───── EXERCISE DATA ─────

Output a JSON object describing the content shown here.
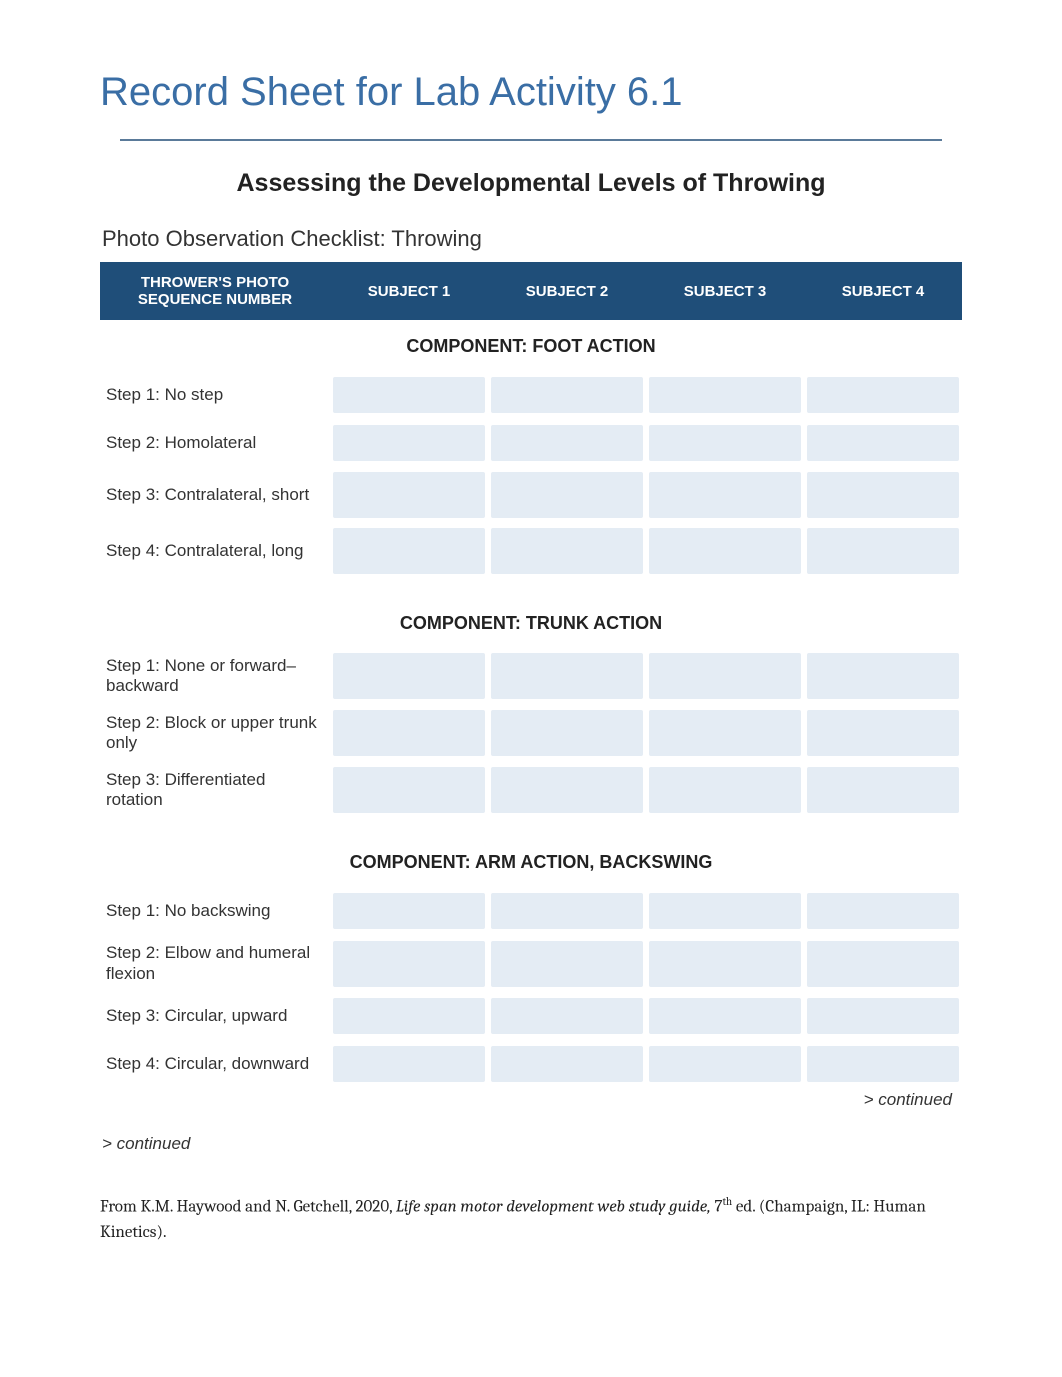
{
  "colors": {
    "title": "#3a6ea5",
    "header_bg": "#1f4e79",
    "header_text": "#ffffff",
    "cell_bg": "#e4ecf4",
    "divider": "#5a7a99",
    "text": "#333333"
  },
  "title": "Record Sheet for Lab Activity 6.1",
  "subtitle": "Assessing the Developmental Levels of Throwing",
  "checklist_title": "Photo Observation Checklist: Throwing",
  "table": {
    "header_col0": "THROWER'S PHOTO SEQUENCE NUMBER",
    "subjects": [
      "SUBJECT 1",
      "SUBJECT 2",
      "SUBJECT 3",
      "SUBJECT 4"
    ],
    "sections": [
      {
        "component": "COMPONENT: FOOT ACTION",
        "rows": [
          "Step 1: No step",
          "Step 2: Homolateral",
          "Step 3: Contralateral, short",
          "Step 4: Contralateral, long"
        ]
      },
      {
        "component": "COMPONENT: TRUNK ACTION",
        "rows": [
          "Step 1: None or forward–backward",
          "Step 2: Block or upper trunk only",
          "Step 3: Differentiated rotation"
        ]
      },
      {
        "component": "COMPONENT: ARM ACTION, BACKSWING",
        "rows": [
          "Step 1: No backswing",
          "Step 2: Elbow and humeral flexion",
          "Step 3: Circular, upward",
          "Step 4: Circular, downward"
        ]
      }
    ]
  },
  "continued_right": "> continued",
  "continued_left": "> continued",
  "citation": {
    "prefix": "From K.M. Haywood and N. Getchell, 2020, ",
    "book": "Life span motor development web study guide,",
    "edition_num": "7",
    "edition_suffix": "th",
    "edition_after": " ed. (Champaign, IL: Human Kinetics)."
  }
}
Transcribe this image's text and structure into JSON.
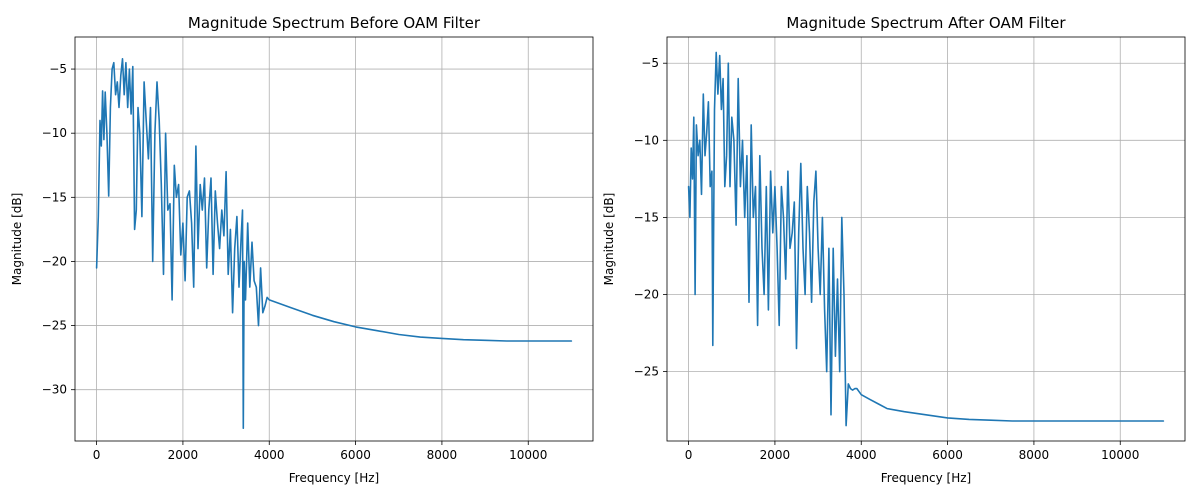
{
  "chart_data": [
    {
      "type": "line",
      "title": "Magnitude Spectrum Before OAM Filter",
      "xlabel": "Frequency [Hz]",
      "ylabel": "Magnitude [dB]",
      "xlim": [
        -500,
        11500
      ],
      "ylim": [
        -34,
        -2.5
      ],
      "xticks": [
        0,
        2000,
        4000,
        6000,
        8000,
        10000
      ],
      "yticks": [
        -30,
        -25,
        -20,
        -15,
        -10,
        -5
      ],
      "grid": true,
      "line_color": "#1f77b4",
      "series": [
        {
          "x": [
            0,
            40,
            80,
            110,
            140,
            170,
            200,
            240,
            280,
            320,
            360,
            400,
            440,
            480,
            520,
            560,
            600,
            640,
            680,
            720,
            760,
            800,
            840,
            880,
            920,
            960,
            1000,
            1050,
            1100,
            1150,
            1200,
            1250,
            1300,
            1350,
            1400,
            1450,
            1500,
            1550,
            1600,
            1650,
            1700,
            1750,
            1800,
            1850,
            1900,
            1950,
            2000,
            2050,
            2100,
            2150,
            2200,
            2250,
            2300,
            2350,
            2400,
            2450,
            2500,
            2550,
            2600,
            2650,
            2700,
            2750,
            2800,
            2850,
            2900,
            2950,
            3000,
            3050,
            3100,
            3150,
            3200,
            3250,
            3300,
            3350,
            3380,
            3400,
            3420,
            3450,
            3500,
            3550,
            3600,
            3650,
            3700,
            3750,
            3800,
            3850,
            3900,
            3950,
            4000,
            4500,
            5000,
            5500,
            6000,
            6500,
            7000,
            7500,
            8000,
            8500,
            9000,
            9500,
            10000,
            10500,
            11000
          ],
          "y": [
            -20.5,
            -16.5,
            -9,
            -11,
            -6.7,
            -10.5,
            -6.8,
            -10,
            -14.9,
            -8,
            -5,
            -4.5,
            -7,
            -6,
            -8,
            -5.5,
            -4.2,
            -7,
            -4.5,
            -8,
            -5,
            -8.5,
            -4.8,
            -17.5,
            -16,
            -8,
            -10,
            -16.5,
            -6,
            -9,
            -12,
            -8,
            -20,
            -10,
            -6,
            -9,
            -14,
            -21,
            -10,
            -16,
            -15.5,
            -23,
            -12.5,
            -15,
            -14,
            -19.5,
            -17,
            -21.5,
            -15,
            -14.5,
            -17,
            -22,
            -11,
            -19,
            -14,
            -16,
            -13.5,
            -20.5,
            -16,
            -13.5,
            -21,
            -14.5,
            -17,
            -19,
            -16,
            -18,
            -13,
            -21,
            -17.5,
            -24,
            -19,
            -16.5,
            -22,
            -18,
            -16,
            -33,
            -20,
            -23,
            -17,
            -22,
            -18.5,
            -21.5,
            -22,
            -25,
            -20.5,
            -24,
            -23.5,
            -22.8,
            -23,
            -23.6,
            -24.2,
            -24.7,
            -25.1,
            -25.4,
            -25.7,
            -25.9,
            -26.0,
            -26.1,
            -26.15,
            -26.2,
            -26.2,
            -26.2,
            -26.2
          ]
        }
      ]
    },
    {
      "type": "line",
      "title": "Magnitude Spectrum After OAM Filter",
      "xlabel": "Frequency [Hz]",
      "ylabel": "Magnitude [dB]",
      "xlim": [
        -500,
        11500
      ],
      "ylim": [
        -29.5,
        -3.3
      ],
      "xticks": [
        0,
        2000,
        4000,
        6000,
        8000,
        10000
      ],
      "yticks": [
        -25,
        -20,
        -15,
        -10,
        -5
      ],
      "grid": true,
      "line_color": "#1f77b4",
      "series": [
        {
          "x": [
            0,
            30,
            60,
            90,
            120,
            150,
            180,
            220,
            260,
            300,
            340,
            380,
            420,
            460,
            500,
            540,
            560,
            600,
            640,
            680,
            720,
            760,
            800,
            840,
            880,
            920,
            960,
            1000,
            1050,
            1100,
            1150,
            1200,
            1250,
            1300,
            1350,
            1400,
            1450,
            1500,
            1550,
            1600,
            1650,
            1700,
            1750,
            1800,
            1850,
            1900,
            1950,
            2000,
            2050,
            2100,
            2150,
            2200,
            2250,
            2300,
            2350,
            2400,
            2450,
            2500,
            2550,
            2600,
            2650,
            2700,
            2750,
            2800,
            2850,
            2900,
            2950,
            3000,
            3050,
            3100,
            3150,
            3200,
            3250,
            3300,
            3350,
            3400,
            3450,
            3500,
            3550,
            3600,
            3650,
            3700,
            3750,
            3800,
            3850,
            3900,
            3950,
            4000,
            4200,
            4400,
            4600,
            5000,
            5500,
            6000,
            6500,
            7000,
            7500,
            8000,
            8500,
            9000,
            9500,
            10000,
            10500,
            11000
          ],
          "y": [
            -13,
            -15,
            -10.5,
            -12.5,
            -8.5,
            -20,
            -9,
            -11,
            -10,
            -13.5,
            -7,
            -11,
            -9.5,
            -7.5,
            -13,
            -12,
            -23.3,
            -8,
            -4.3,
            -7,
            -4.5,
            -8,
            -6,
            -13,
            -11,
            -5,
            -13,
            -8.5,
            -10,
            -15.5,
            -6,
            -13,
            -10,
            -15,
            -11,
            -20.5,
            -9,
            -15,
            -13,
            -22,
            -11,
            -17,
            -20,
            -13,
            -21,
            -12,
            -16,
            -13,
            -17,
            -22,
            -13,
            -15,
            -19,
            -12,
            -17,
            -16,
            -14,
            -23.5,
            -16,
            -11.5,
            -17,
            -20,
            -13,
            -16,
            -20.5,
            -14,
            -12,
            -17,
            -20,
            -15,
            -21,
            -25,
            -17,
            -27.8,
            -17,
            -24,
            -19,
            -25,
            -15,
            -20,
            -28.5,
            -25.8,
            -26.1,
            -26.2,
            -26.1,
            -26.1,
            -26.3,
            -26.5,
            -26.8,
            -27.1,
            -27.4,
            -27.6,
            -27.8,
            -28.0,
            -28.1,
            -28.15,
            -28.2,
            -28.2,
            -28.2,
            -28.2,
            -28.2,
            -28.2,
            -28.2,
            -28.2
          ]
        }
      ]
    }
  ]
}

─────

Reproduce each entry precisely, dropping only the pictures.

TASK RESULT
Output a JSON object describing the content shown here.
{
  "colors": {
    "title": "#3a6ea5",
    "header_bg": "#1f4e79",
    "header_text": "#ffffff",
    "cell_bg": "#e4ecf4",
    "divider": "#5a7a99",
    "text": "#333333"
  },
  "title": "Record Sheet for Lab Activity 6.1",
  "subtitle": "Assessing the Developmental Levels of Throwing",
  "checklist_title": "Photo Observation Checklist: Throwing",
  "table": {
    "header_col0": "THROWER'S PHOTO SEQUENCE NUMBER",
    "subjects": [
      "SUBJECT 1",
      "SUBJECT 2",
      "SUBJECT 3",
      "SUBJECT 4"
    ],
    "sections": [
      {
        "component": "COMPONENT: FOOT ACTION",
        "rows": [
          "Step 1: No step",
          "Step 2: Homolateral",
          "Step 3: Contralateral, short",
          "Step 4: Contralateral, long"
        ]
      },
      {
        "component": "COMPONENT: TRUNK ACTION",
        "rows": [
          "Step 1: None or forward–backward",
          "Step 2: Block or upper trunk only",
          "Step 3: Differentiated rotation"
        ]
      },
      {
        "component": "COMPONENT: ARM ACTION, BACKSWING",
        "rows": [
          "Step 1: No backswing",
          "Step 2: Elbow and humeral flexion",
          "Step 3: Circular, upward",
          "Step 4: Circular, downward"
        ]
      }
    ]
  },
  "continued_right": "> continued",
  "continued_left": "> continued",
  "citation": {
    "prefix": "From K.M. Haywood and N. Getchell, 2020, ",
    "book": "Life span motor development web study guide,",
    "edition_num": "7",
    "edition_suffix": "th",
    "edition_after": " ed. (Champaign, IL: Human Kinetics)."
  }
}
Transcribe this image's text and structure into JSON.
{
  "chart_data": [
    {
      "type": "line",
      "title": "Magnitude Spectrum Before OAM Filter",
      "xlabel": "Frequency [Hz]",
      "ylabel": "Magnitude [dB]",
      "xlim": [
        -500,
        11500
      ],
      "ylim": [
        -34,
        -2.5
      ],
      "xticks": [
        0,
        2000,
        4000,
        6000,
        8000,
        10000
      ],
      "yticks": [
        -30,
        -25,
        -20,
        -15,
        -10,
        -5
      ],
      "grid": true,
      "line_color": "#1f77b4",
      "series": [
        {
          "x": [
            0,
            40,
            80,
            110,
            140,
            170,
            200,
            240,
            280,
            320,
            360,
            400,
            440,
            480,
            520,
            560,
            600,
            640,
            680,
            720,
            760,
            800,
            840,
            880,
            920,
            960,
            1000,
            1050,
            1100,
            1150,
            1200,
            1250,
            1300,
            1350,
            1400,
            1450,
            1500,
            1550,
            1600,
            1650,
            1700,
            1750,
            1800,
            1850,
            1900,
            1950,
            2000,
            2050,
            2100,
            2150,
            2200,
            2250,
            2300,
            2350,
            2400,
            2450,
            2500,
            2550,
            2600,
            2650,
            2700,
            2750,
            2800,
            2850,
            2900,
            2950,
            3000,
            3050,
            3100,
            3150,
            3200,
            3250,
            3300,
            3350,
            3380,
            3400,
            3420,
            3450,
            3500,
            3550,
            3600,
            3650,
            3700,
            3750,
            3800,
            3850,
            3900,
            3950,
            4000,
            4500,
            5000,
            5500,
            6000,
            6500,
            7000,
            7500,
            8000,
            8500,
            9000,
            9500,
            10000,
            10500,
            11000
          ],
          "y": [
            -20.5,
            -16.5,
            -9,
            -11,
            -6.7,
            -10.5,
            -6.8,
            -10,
            -14.9,
            -8,
            -5,
            -4.5,
            -7,
            -6,
            -8,
            -5.5,
            -4.2,
            -7,
            -4.5,
            -8,
            -5,
            -8.5,
            -4.8,
            -17.5,
            -16,
            -8,
            -10,
            -16.5,
            -6,
            -9,
            -12,
            -8,
            -20,
            -10,
            -6,
            -9,
            -14,
            -21,
            -10,
            -16,
            -15.5,
            -23,
            -12.5,
            -15,
            -14,
            -19.5,
            -17,
            -21.5,
            -15,
            -14.5,
            -17,
            -22,
            -11,
            -19,
            -14,
            -16,
            -13.5,
            -20.5,
            -16,
            -13.5,
            -21,
            -14.5,
            -17,
            -19,
            -16,
            -18,
            -13,
            -21,
            -17.5,
            -24,
            -19,
            -16.5,
            -22,
            -18,
            -16,
            -33,
            -20,
            -23,
            -17,
            -22,
            -18.5,
            -21.5,
            -22,
            -25,
            -20.5,
            -24,
            -23.5,
            -22.8,
            -23,
            -23.6,
            -24.2,
            -24.7,
            -25.1,
            -25.4,
            -25.7,
            -25.9,
            -26.0,
            -26.1,
            -26.15,
            -26.2,
            -26.2,
            -26.2,
            -26.2
          ]
        }
      ]
    },
    {
      "type": "line",
      "title": "Magnitude Spectrum After OAM Filter",
      "xlabel": "Frequency [Hz]",
      "ylabel": "Magnitude [dB]",
      "xlim": [
        -500,
        11500
      ],
      "ylim": [
        -29.5,
        -3.3
      ],
      "xticks": [
        0,
        2000,
        4000,
        6000,
        8000,
        10000
      ],
      "yticks": [
        -25,
        -20,
        -15,
        -10,
        -5
      ],
      "grid": true,
      "line_color": "#1f77b4",
      "series": [
        {
          "x": [
            0,
            30,
            60,
            90,
            120,
            150,
            180,
            220,
            260,
            300,
            340,
            380,
            420,
            460,
            500,
            540,
            560,
            600,
            640,
            680,
            720,
            760,
            800,
            840,
            880,
            920,
            960,
            1000,
            1050,
            1100,
            1150,
            1200,
            1250,
            1300,
            1350,
            1400,
            1450,
            1500,
            1550,
            1600,
            1650,
            1700,
            1750,
            1800,
            1850,
            1900,
            1950,
            2000,
            2050,
            2100,
            2150,
            2200,
            2250,
            2300,
            2350,
            2400,
            2450,
            2500,
            2550,
            2600,
            2650,
            2700,
            2750,
            2800,
            2850,
            2900,
            2950,
            3000,
            3050,
            3100,
            3150,
            3200,
            3250,
            3300,
            3350,
            3400,
            3450,
            3500,
            3550,
            3600,
            3650,
            3700,
            3750,
            3800,
            3850,
            3900,
            3950,
            4000,
            4200,
            4400,
            4600,
            5000,
            5500,
            6000,
            6500,
            7000,
            7500,
            8000,
            8500,
            9000,
            9500,
            10000,
            10500,
            11000
          ],
          "y": [
            -13,
            -15,
            -10.5,
            -12.5,
            -8.5,
            -20,
            -9,
            -11,
            -10,
            -13.5,
            -7,
            -11,
            -9.5,
            -7.5,
            -13,
            -12,
            -23.3,
            -8,
            -4.3,
            -7,
            -4.5,
            -8,
            -6,
            -13,
            -11,
            -5,
            -13,
            -8.5,
            -10,
            -15.5,
            -6,
            -13,
            -10,
            -15,
            -11,
            -20.5,
            -9,
            -15,
            -13,
            -22,
            -11,
            -17,
            -20,
            -13,
            -21,
            -12,
            -16,
            -13,
            -17,
            -22,
            -13,
            -15,
            -19,
            -12,
            -17,
            -16,
            -14,
            -23.5,
            -16,
            -11.5,
            -17,
            -20,
            -13,
            -16,
            -20.5,
            -14,
            -12,
            -17,
            -20,
            -15,
            -21,
            -25,
            -17,
            -27.8,
            -17,
            -24,
            -19,
            -25,
            -15,
            -20,
            -28.5,
            -25.8,
            -26.1,
            -26.2,
            -26.1,
            -26.1,
            -26.3,
            -26.5,
            -26.8,
            -27.1,
            -27.4,
            -27.6,
            -27.8,
            -28.0,
            -28.1,
            -28.15,
            -28.2,
            -28.2,
            -28.2,
            -28.2,
            -28.2,
            -28.2,
            -28.2,
            -28.2
          ]
        }
      ]
    }
  ]
}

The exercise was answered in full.